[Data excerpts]
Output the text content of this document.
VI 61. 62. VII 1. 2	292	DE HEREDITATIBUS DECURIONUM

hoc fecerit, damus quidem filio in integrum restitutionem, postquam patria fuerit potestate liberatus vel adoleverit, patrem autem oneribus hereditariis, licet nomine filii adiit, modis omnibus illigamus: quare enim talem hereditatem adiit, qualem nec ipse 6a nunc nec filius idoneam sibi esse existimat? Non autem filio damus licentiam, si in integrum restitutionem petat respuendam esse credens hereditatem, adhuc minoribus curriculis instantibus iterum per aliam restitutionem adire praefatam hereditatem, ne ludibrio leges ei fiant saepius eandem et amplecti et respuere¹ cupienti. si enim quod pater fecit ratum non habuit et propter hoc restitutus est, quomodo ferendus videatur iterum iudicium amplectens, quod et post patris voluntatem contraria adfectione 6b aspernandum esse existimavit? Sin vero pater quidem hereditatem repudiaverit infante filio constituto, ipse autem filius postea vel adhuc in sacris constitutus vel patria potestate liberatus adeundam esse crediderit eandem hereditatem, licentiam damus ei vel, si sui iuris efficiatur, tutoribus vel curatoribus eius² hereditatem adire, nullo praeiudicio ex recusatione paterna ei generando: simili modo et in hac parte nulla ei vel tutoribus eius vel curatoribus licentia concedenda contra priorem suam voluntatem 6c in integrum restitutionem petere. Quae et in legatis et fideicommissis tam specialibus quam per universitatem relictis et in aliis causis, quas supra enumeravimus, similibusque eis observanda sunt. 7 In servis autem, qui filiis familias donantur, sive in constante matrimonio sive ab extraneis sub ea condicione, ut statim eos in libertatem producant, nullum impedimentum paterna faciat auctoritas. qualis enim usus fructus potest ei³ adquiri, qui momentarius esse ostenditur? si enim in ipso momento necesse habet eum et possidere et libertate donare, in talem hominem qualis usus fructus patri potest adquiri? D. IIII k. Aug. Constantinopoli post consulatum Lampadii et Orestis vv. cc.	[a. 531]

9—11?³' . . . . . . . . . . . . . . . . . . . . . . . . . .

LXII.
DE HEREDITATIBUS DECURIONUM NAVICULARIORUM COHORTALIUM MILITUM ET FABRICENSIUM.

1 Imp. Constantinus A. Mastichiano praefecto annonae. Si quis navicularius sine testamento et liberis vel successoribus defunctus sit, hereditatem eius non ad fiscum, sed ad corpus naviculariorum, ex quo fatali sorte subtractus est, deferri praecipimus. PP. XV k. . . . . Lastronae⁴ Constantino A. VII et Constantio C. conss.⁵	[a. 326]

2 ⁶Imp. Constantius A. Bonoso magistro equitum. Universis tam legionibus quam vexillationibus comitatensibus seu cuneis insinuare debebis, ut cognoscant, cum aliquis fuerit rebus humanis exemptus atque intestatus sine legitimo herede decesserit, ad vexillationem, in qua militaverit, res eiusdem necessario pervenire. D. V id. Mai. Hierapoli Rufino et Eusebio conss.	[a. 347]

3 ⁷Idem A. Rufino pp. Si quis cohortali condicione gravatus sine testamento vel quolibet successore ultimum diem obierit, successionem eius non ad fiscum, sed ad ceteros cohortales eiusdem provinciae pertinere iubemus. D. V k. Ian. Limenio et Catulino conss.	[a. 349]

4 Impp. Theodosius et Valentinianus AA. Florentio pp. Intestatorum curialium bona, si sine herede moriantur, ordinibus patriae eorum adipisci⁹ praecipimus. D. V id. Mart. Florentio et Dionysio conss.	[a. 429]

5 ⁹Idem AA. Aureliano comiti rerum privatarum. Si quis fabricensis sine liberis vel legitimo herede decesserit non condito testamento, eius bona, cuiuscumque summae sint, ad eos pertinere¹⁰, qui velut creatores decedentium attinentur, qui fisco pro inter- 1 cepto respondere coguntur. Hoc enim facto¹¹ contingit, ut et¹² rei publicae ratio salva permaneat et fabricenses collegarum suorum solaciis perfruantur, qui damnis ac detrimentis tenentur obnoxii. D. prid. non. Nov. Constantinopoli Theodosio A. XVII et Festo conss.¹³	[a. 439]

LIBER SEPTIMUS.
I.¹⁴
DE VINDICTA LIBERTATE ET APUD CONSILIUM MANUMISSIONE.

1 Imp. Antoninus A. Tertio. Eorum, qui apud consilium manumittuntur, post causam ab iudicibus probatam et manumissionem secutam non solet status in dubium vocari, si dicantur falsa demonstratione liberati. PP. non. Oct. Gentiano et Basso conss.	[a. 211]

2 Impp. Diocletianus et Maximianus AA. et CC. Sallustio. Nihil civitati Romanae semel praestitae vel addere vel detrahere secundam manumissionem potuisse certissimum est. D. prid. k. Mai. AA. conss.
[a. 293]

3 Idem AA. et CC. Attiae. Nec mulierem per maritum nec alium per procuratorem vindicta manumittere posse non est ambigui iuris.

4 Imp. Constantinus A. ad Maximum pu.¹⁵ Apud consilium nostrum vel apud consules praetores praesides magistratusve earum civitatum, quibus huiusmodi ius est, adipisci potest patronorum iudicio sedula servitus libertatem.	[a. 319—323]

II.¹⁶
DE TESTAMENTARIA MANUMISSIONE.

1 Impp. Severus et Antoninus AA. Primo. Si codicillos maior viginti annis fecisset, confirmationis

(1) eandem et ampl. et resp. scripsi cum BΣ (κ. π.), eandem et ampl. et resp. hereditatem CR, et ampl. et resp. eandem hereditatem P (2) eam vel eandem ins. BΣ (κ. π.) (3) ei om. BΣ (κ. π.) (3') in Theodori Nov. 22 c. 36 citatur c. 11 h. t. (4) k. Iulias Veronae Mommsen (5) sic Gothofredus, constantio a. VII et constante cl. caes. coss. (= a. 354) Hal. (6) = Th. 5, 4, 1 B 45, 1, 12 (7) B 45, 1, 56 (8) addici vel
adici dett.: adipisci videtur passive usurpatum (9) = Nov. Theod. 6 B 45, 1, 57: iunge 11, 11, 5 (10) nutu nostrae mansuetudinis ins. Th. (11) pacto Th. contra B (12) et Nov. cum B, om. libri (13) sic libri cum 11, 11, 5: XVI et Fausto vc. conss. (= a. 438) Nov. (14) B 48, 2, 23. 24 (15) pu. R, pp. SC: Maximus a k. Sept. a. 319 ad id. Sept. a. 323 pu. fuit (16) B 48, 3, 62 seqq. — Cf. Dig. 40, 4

**Task description**
Each line above that includes "Antoninus" counts once; state the total and nothing more.

**Response below**
2